DIRECTIONS: Return, word for word, only the lines from the one containing "Extract the structured" through the last line of the entries.

A block of data
^^^^^^^^
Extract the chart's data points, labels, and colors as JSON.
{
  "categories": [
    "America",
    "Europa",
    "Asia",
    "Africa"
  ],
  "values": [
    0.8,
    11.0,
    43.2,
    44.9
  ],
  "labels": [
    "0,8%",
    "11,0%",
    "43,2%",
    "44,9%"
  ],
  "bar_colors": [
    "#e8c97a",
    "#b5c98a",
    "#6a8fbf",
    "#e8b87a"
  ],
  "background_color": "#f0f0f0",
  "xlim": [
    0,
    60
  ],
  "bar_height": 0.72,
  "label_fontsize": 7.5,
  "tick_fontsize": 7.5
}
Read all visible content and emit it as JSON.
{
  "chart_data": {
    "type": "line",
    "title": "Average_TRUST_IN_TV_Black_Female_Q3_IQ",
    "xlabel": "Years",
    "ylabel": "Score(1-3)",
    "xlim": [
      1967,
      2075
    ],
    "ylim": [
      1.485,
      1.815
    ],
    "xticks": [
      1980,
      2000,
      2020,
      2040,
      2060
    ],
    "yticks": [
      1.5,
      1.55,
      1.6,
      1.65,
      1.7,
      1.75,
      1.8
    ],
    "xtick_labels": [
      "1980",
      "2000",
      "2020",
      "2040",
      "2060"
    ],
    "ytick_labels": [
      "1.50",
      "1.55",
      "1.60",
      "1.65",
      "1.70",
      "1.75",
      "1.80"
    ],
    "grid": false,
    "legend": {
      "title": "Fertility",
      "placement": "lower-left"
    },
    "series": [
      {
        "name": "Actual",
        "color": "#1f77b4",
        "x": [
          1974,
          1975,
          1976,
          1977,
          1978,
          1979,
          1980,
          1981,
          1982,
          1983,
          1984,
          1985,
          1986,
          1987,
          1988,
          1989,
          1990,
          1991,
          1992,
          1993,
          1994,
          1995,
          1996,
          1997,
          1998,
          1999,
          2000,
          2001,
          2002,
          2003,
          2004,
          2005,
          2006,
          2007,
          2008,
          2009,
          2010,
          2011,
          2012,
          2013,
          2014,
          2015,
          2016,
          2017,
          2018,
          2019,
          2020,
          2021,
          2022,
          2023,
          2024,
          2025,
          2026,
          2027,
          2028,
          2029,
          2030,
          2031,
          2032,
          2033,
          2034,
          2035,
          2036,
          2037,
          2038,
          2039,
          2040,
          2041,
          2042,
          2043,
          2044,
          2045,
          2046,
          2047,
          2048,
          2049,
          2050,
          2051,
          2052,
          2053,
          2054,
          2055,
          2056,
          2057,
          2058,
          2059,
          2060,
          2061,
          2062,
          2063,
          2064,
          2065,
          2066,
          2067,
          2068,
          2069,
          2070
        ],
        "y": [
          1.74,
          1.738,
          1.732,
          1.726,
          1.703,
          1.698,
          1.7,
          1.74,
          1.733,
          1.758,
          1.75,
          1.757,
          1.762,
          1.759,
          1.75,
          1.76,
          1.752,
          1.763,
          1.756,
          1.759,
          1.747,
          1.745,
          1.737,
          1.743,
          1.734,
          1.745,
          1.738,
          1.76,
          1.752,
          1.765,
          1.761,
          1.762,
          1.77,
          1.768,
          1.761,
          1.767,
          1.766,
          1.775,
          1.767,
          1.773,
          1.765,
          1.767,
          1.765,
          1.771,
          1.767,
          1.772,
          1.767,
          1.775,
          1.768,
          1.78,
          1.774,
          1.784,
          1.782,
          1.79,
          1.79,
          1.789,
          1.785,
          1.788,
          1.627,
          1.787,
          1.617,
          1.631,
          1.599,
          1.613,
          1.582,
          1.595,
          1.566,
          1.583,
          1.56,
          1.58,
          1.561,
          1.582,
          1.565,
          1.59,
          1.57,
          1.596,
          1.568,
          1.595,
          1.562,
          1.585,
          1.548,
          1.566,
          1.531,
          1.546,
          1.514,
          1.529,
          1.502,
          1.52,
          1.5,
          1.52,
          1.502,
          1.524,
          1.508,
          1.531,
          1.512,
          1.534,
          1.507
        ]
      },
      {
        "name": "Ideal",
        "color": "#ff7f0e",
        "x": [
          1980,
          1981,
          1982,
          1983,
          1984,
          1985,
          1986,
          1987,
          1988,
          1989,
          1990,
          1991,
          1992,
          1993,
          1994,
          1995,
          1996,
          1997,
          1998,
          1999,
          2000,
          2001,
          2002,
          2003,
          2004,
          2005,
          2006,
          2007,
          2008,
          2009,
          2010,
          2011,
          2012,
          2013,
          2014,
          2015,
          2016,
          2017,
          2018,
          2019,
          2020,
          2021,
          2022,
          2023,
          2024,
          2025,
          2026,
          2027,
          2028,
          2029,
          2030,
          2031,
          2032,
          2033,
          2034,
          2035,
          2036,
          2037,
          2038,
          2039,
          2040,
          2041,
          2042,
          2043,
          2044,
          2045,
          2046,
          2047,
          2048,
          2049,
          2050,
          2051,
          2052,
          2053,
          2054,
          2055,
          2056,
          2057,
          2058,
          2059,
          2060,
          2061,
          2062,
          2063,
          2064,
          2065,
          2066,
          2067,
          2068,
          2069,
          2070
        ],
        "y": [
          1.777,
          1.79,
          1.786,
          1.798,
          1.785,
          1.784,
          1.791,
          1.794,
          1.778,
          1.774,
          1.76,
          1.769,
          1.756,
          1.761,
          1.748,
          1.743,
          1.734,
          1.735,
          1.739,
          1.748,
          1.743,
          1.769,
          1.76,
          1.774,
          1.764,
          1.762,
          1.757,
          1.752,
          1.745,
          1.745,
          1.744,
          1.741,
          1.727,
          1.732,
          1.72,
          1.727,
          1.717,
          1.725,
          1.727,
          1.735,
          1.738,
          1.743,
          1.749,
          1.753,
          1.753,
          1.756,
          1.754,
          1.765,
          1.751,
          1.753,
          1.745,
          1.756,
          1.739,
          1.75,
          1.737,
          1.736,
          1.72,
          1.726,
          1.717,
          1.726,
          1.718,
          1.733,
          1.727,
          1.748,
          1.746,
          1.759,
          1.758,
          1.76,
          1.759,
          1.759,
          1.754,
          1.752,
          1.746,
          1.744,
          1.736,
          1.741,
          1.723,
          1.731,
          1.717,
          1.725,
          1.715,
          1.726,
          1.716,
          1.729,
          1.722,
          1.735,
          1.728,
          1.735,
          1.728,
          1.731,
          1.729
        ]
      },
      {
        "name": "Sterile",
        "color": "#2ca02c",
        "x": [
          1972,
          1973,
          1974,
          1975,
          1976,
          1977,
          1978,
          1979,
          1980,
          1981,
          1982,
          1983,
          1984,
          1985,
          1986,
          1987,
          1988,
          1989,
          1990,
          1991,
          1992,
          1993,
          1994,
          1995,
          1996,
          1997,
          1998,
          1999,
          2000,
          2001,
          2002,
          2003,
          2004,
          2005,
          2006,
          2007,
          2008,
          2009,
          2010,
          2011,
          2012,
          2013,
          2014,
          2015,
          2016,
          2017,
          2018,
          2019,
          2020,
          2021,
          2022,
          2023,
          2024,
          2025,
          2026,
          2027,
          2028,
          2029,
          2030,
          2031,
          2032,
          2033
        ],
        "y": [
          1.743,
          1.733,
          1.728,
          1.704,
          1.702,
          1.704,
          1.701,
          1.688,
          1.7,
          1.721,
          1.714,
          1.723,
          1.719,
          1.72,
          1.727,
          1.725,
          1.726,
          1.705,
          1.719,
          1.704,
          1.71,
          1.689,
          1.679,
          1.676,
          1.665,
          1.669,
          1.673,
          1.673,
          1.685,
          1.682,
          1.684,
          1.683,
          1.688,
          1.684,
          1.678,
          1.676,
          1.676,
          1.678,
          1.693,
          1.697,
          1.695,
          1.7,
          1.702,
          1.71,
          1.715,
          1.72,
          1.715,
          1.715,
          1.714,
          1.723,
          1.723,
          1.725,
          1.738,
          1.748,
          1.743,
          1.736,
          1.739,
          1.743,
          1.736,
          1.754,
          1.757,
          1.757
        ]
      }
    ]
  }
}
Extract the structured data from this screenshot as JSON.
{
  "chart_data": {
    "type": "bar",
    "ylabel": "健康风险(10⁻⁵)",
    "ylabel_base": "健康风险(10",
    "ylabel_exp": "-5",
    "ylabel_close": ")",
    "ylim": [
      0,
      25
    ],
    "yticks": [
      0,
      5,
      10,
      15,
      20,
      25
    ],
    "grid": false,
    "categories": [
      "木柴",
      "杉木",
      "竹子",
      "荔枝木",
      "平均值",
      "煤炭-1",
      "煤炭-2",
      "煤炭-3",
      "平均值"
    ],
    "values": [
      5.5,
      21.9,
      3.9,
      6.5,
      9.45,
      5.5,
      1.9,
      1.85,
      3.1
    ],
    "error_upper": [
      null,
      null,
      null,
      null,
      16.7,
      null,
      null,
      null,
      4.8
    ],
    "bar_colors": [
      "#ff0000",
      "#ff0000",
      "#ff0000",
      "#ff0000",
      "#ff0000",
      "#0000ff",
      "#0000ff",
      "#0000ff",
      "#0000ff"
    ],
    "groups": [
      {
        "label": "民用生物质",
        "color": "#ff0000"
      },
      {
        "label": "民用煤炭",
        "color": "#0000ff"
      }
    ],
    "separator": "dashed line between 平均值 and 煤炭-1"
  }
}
^^^^^^^^
FULL RESPONSE:
Extract the structured data from this screenshot as JSON.
{
  "chart_data": {
    "type": "bar",
    "ylabel": "健康风险(10⁻⁵)",
    "ylabel_base": "健康风险(10",
    "ylabel_exp": "-5",
    "ylabel_close": ")",
    "ylim": [
      0,
      25
    ],
    "yticks": [
      0,
      5,
      10,
      15,
      20,
      25
    ],
    "grid": false,
    "categories": [
      "木柴",
      "杉木",
      "竹子",
      "荔枝木",
      "平均值",
      "煤炭-1",
      "煤炭-2",
      "煤炭-3",
      "平均值"
    ],
    "values": [
      5.5,
      21.9,
      3.9,
      6.5,
      9.45,
      5.5,
      1.9,
      1.85,
      3.1
    ],
    "error_upper": [
      null,
      null,
      null,
      null,
      16.7,
      null,
      null,
      null,
      4.8
    ],
    "bar_colors": [
      "#ff0000",
      "#ff0000",
      "#ff0000",
      "#ff0000",
      "#ff0000",
      "#0000ff",
      "#0000ff",
      "#0000ff",
      "#0000ff"
    ],
    "groups": [
      {
        "label": "民用生物质",
        "color": "#ff0000"
      },
      {
        "label": "民用煤炭",
        "color": "#0000ff"
      }
    ],
    "separator": "dashed line between 平均值 and 煤炭-1"
  }
}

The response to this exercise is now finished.